Provided entries:
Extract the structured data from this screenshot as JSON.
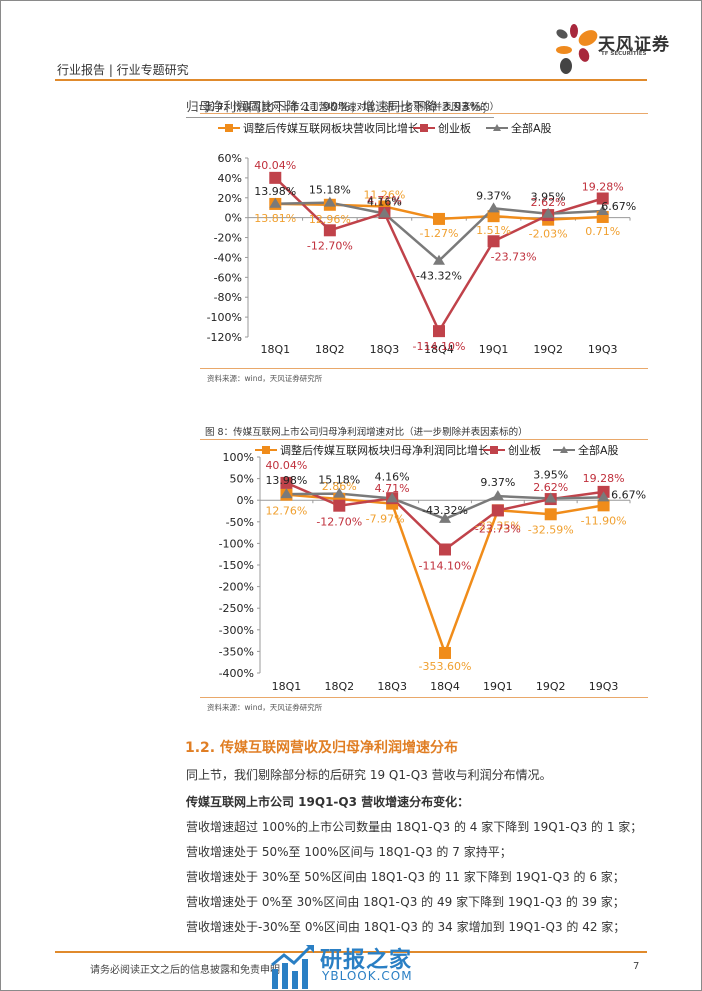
{
  "header": {
    "left_text": "行业报告 | 行业专题研究",
    "logo_cn": "天风证券",
    "logo_en": "TF SECURITIES"
  },
  "intro_line": "归母净利润同比下降 11.90%，增速同比下降 3.93%；",
  "figures": [
    {
      "title": "图 7：传媒互联网上市公司营收增速对比（进一步剔除并表因素标的）",
      "source": "资料来源：wind，天风证券研究所"
    },
    {
      "title": "图 8：传媒互联网上市公司归母净利润增速对比（进一步剔除并表因素标的）",
      "source": "资料来源：wind，天风证券研究所"
    }
  ],
  "chart_data": [
    {
      "type": "line",
      "title": "图 7：传媒互联网上市公司营收增速对比（进一步剔除并表因素标的）",
      "categories": [
        "18Q1",
        "18Q2",
        "18Q3",
        "18Q4",
        "19Q1",
        "19Q2",
        "19Q3"
      ],
      "ylim": [
        -120,
        60
      ],
      "yticks": [
        60,
        40,
        20,
        0,
        -20,
        -40,
        -60,
        -80,
        -100,
        -120
      ],
      "ytick_labels": [
        "60%",
        "40%",
        "20%",
        "0%",
        "-20%",
        "-40%",
        "-60%",
        "-80%",
        "-100%",
        "-120%"
      ],
      "legend": "top",
      "series": [
        {
          "name": "调整后传媒互联网板块营收同比增长",
          "color": "#f08c1a",
          "marker": "square",
          "values": [
            13.81,
            12.96,
            11.26,
            -1.27,
            1.51,
            -2.03,
            0.71
          ],
          "labels": [
            "13.81%",
            "12.96%",
            "11.26%",
            "-1.27%",
            "1.51%",
            "-2.03%",
            "0.71%"
          ]
        },
        {
          "name": "创业板",
          "color": "#c0424a",
          "marker": "square",
          "values": [
            40.04,
            -12.7,
            4.71,
            -114.1,
            -23.73,
            2.62,
            19.28
          ],
          "labels": [
            "40.04%",
            "-12.70%",
            "4.71%",
            "-114.10%",
            "-23.73%",
            "2.62%",
            "19.28%"
          ]
        },
        {
          "name": "全部A股",
          "color": "#7a7a7a",
          "marker": "triangle",
          "values": [
            13.98,
            15.18,
            4.16,
            -43.32,
            9.37,
            3.95,
            6.67
          ],
          "labels": [
            "13.98%",
            "15.18%",
            "4.16%",
            "-43.32%",
            "9.37%",
            "3.95%",
            "6.67%"
          ]
        }
      ]
    },
    {
      "type": "line",
      "title": "图 8：传媒互联网上市公司归母净利润增速对比（进一步剔除并表因素标的）",
      "categories": [
        "18Q1",
        "18Q2",
        "18Q3",
        "18Q4",
        "19Q1",
        "19Q2",
        "19Q3"
      ],
      "ylim": [
        -400,
        100
      ],
      "yticks": [
        100,
        50,
        0,
        -50,
        -100,
        -150,
        -200,
        -250,
        -300,
        -350,
        -400
      ],
      "ytick_labels": [
        "100%",
        "50%",
        "0%",
        "-50%",
        "-100%",
        "-150%",
        "-200%",
        "-250%",
        "-300%",
        "-350%",
        "-400%"
      ],
      "legend": "top",
      "series": [
        {
          "name": "调整后传媒互联网板块归母净利润同比增长",
          "color": "#f08c1a",
          "marker": "square",
          "values": [
            12.76,
            2.86,
            -7.97,
            -353.6,
            -23.35,
            -32.59,
            -11.9
          ],
          "labels": [
            "12.76%",
            "2.86%",
            "-7.97%",
            "-353.60%",
            "-23.35%",
            "-32.59%",
            "-11.90%"
          ]
        },
        {
          "name": "创业板",
          "color": "#c0424a",
          "marker": "square",
          "values": [
            40.04,
            -12.7,
            4.71,
            -114.1,
            -23.73,
            2.62,
            19.28
          ],
          "labels": [
            "40.04%",
            "-12.70%",
            "4.71%",
            "-114.10%",
            "-23.73%",
            "2.62%",
            "19.28%"
          ]
        },
        {
          "name": "全部A股",
          "color": "#7a7a7a",
          "marker": "triangle",
          "values": [
            13.98,
            15.18,
            4.16,
            -43.32,
            9.37,
            3.95,
            6.67
          ],
          "labels": [
            "13.98%",
            "15.18%",
            "4.16%",
            "-43.32%",
            "9.37%",
            "3.95%",
            "6.67%"
          ]
        }
      ]
    }
  ],
  "section": {
    "title": "1.2. 传媒互联网营收及归母净利润增速分布",
    "paragraphs": [
      "同上节，我们剔除部分标的后研究 19 Q1-Q3 营收与利润分布情况。",
      "传媒互联网上市公司 19Q1-Q3 营收增速分布变化：",
      "营收增速超过 100%的上市公司数量由 18Q1-Q3 的 4 家下降到 19Q1-Q3 的 1 家；",
      "营收增速处于 50%至 100%区间与 18Q1-Q3 的 7 家持平；",
      "营收增速处于 30%至 50%区间由 18Q1-Q3 的 11 家下降到 19Q1-Q3 的 6 家；",
      "营收增速处于 0%至 30%区间由 18Q1-Q3 的 49 家下降到 19Q1-Q3 的 39 家；",
      "营收增速处于-30%至 0%区间由 18Q1-Q3 的 34 家增加到 19Q1-Q3 的 42 家；"
    ]
  },
  "footer": {
    "disclaimer": "请务必阅读正文之后的信息披露和免责申明",
    "page_number": "7"
  },
  "watermark": {
    "cn": "研报之家",
    "en": "YBLOOK.COM"
  }
}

Written instruction: Transcribe the entries above verbatim, omitting their pictures.

Solved exercise:
Extract the structured data from this screenshot as JSON.
{
  "header": {
    "left_text": "行业报告 | 行业专题研究",
    "logo_cn": "天风证券",
    "logo_en": "TF SECURITIES"
  },
  "intro_line": "归母净利润同比下降 11.90%，增速同比下降 3.93%；",
  "figures": [
    {
      "title": "图 7：传媒互联网上市公司营收增速对比（进一步剔除并表因素标的）",
      "source": "资料来源：wind，天风证券研究所"
    },
    {
      "title": "图 8：传媒互联网上市公司归母净利润增速对比（进一步剔除并表因素标的）",
      "source": "资料来源：wind，天风证券研究所"
    }
  ],
  "chart_data": [
    {
      "type": "line",
      "title": "图 7：传媒互联网上市公司营收增速对比（进一步剔除并表因素标的）",
      "categories": [
        "18Q1",
        "18Q2",
        "18Q3",
        "18Q4",
        "19Q1",
        "19Q2",
        "19Q3"
      ],
      "ylim": [
        -120,
        60
      ],
      "yticks": [
        60,
        40,
        20,
        0,
        -20,
        -40,
        -60,
        -80,
        -100,
        -120
      ],
      "ytick_labels": [
        "60%",
        "40%",
        "20%",
        "0%",
        "-20%",
        "-40%",
        "-60%",
        "-80%",
        "-100%",
        "-120%"
      ],
      "legend": "top",
      "series": [
        {
          "name": "调整后传媒互联网板块营收同比增长",
          "color": "#f08c1a",
          "marker": "square",
          "values": [
            13.81,
            12.96,
            11.26,
            -1.27,
            1.51,
            -2.03,
            0.71
          ],
          "labels": [
            "13.81%",
            "12.96%",
            "11.26%",
            "-1.27%",
            "1.51%",
            "-2.03%",
            "0.71%"
          ]
        },
        {
          "name": "创业板",
          "color": "#c0424a",
          "marker": "square",
          "values": [
            40.04,
            -12.7,
            4.71,
            -114.1,
            -23.73,
            2.62,
            19.28
          ],
          "labels": [
            "40.04%",
            "-12.70%",
            "4.71%",
            "-114.10%",
            "-23.73%",
            "2.62%",
            "19.28%"
          ]
        },
        {
          "name": "全部A股",
          "color": "#7a7a7a",
          "marker": "triangle",
          "values": [
            13.98,
            15.18,
            4.16,
            -43.32,
            9.37,
            3.95,
            6.67
          ],
          "labels": [
            "13.98%",
            "15.18%",
            "4.16%",
            "-43.32%",
            "9.37%",
            "3.95%",
            "6.67%"
          ]
        }
      ]
    },
    {
      "type": "line",
      "title": "图 8：传媒互联网上市公司归母净利润增速对比（进一步剔除并表因素标的）",
      "categories": [
        "18Q1",
        "18Q2",
        "18Q3",
        "18Q4",
        "19Q1",
        "19Q2",
        "19Q3"
      ],
      "ylim": [
        -400,
        100
      ],
      "yticks": [
        100,
        50,
        0,
        -50,
        -100,
        -150,
        -200,
        -250,
        -300,
        -350,
        -400
      ],
      "ytick_labels": [
        "100%",
        "50%",
        "0%",
        "-50%",
        "-100%",
        "-150%",
        "-200%",
        "-250%",
        "-300%",
        "-350%",
        "-400%"
      ],
      "legend": "top",
      "series": [
        {
          "name": "调整后传媒互联网板块归母净利润同比增长",
          "color": "#f08c1a",
          "marker": "square",
          "values": [
            12.76,
            2.86,
            -7.97,
            -353.6,
            -23.35,
            -32.59,
            -11.9
          ],
          "labels": [
            "12.76%",
            "2.86%",
            "-7.97%",
            "-353.60%",
            "-23.35%",
            "-32.59%",
            "-11.90%"
          ]
        },
        {
          "name": "创业板",
          "color": "#c0424a",
          "marker": "square",
          "values": [
            40.04,
            -12.7,
            4.71,
            -114.1,
            -23.73,
            2.62,
            19.28
          ],
          "labels": [
            "40.04%",
            "-12.70%",
            "4.71%",
            "-114.10%",
            "-23.73%",
            "2.62%",
            "19.28%"
          ]
        },
        {
          "name": "全部A股",
          "color": "#7a7a7a",
          "marker": "triangle",
          "values": [
            13.98,
            15.18,
            4.16,
            -43.32,
            9.37,
            3.95,
            6.67
          ],
          "labels": [
            "13.98%",
            "15.18%",
            "4.16%",
            "-43.32%",
            "9.37%",
            "3.95%",
            "6.67%"
          ]
        }
      ]
    }
  ],
  "section": {
    "title": "1.2. 传媒互联网营收及归母净利润增速分布",
    "paragraphs": [
      "同上节，我们剔除部分标的后研究 19 Q1-Q3 营收与利润分布情况。",
      "传媒互联网上市公司 19Q1-Q3 营收增速分布变化：",
      "营收增速超过 100%的上市公司数量由 18Q1-Q3 的 4 家下降到 19Q1-Q3 的 1 家；",
      "营收增速处于 50%至 100%区间与 18Q1-Q3 的 7 家持平；",
      "营收增速处于 30%至 50%区间由 18Q1-Q3 的 11 家下降到 19Q1-Q3 的 6 家；",
      "营收增速处于 0%至 30%区间由 18Q1-Q3 的 49 家下降到 19Q1-Q3 的 39 家；",
      "营收增速处于-30%至 0%区间由 18Q1-Q3 的 34 家增加到 19Q1-Q3 的 42 家；"
    ]
  },
  "footer": {
    "disclaimer": "请务必阅读正文之后的信息披露和免责申明",
    "page_number": "7"
  },
  "watermark": {
    "cn": "研报之家",
    "en": "YBLOOK.COM"
  }
}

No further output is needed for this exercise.